Source data:
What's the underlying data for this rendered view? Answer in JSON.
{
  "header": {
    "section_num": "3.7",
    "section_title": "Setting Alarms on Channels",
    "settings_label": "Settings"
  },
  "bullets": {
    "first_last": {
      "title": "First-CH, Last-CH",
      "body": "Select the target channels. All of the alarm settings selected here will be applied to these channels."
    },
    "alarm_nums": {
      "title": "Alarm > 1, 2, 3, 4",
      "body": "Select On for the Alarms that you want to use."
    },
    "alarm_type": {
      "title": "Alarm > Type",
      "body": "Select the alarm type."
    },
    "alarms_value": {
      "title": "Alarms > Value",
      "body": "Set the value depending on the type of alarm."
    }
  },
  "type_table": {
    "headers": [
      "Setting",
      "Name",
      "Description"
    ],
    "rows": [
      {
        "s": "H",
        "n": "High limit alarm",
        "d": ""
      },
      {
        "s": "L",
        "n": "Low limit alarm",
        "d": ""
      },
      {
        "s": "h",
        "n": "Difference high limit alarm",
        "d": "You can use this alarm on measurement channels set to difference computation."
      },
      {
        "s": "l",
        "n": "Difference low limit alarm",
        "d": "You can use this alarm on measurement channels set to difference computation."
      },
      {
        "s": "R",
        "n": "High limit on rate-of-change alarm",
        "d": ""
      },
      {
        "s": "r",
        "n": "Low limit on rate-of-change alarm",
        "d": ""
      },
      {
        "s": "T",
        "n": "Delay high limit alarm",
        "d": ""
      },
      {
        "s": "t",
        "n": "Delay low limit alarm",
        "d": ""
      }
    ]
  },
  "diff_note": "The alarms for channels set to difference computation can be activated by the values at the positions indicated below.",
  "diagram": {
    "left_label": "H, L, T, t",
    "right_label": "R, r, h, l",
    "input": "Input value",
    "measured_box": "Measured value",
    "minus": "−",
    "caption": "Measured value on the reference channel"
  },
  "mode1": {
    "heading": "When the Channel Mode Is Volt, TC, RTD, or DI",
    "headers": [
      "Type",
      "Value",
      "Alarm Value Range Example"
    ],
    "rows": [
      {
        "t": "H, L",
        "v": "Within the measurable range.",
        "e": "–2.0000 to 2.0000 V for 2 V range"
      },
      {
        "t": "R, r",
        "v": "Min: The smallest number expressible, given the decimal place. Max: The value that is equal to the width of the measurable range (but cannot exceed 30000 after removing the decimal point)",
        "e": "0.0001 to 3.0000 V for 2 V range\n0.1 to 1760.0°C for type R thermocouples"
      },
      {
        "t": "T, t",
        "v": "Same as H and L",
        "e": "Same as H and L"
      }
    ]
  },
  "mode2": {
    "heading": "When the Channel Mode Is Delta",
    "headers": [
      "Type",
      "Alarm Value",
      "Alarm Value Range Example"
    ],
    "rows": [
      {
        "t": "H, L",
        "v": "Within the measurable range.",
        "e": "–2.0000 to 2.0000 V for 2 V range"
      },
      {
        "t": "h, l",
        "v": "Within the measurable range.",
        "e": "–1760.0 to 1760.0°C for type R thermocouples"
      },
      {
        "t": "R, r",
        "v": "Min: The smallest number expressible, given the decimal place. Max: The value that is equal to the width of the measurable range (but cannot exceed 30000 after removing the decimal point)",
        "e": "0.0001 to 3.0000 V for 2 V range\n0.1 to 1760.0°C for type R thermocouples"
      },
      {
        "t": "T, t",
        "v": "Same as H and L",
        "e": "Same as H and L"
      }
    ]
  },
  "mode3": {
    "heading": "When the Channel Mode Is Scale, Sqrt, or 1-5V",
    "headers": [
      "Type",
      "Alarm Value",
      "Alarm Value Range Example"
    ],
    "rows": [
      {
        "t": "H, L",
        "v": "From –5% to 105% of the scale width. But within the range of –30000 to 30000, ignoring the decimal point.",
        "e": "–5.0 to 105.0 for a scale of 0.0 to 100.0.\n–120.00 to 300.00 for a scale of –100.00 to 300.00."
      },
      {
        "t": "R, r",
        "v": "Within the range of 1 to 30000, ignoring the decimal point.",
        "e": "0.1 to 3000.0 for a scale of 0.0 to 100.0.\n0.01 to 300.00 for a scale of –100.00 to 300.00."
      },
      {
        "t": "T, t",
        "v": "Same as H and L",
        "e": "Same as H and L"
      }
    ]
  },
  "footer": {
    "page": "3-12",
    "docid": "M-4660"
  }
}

DIRECTIVE: Tally how many lines of the records hold the word "decimal". Answer with the number only.

ANSWER TO THIS TASK: 4